Collected data entries:
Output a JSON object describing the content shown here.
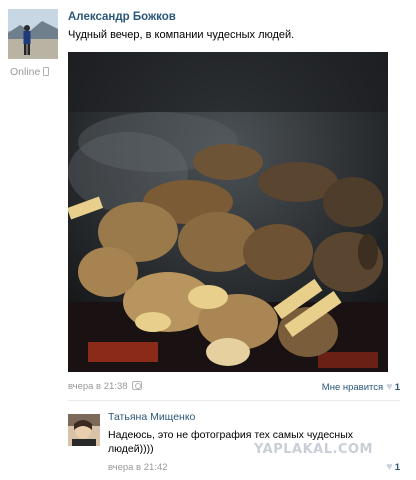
{
  "post": {
    "author": "Александр Божков",
    "status": "Online",
    "text": "Чудный вечер, в компании чудесных людей.",
    "time": "вчера в 21:38",
    "like_label": "Мне нравится",
    "like_count": "1",
    "photo_icon": "camera-icon"
  },
  "comment": {
    "author": "Татьяна Мищенко",
    "text": "Надеюсь, это не фотография тех самых чудесных людей))))",
    "time": "вчера в 21:42",
    "like_count": "1"
  },
  "watermark": "YAPLAKAL.COM",
  "colors": {
    "link": "#2b587a",
    "meta": "#999999",
    "heart": "#c7d4e1"
  }
}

### The problem
Go through the data above and find the lines with the word "author". Copy each of those lines.

### Solution to this task
    "author": "Александр Божков",
    "author": "Татьяна Мищенко",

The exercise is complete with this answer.